EXERCISE PROMPT: In your copy, reproduce the entries exactly as they are, minus the images.

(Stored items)

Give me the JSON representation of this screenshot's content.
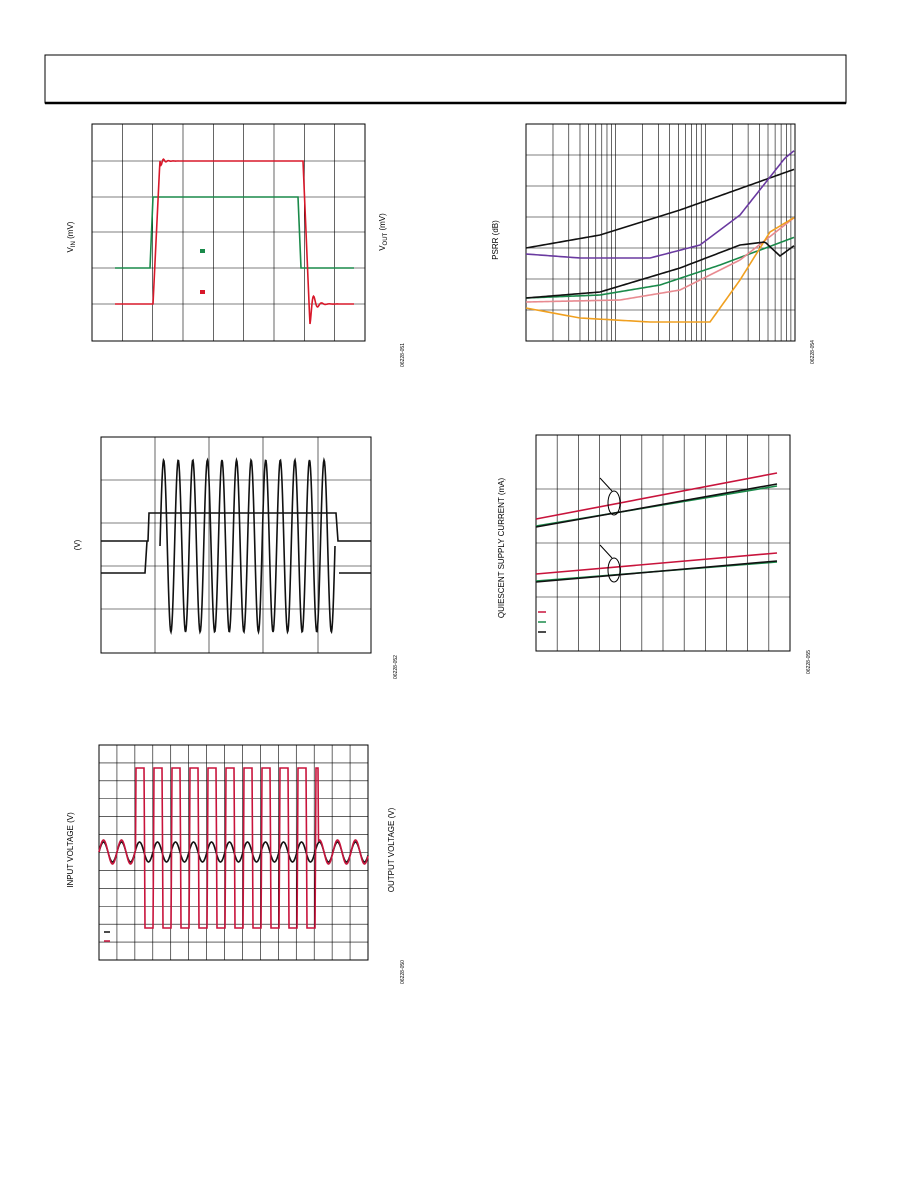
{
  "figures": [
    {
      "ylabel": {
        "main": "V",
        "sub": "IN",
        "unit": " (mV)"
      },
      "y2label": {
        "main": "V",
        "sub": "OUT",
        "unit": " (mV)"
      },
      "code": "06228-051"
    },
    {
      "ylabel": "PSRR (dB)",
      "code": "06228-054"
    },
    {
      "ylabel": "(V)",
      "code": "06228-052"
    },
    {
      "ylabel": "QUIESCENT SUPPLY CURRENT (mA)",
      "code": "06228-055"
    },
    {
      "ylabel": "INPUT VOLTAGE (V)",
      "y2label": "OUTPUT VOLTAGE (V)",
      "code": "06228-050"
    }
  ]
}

IN RESPONSE:
Give me the JSON representation of this screenshot's content.
{
  "figures": [
    {
      "ylabel": {
        "main": "V",
        "sub": "IN",
        "unit": " (mV)"
      },
      "y2label": {
        "main": "V",
        "sub": "OUT",
        "unit": " (mV)"
      },
      "code": "06228-051"
    },
    {
      "ylabel": "PSRR (dB)",
      "code": "06228-054"
    },
    {
      "ylabel": "(V)",
      "code": "06228-052"
    },
    {
      "ylabel": "QUIESCENT SUPPLY CURRENT (mA)",
      "code": "06228-055"
    },
    {
      "ylabel": "INPUT VOLTAGE (V)",
      "y2label": "OUTPUT VOLTAGE (V)",
      "code": "06228-050"
    }
  ]
}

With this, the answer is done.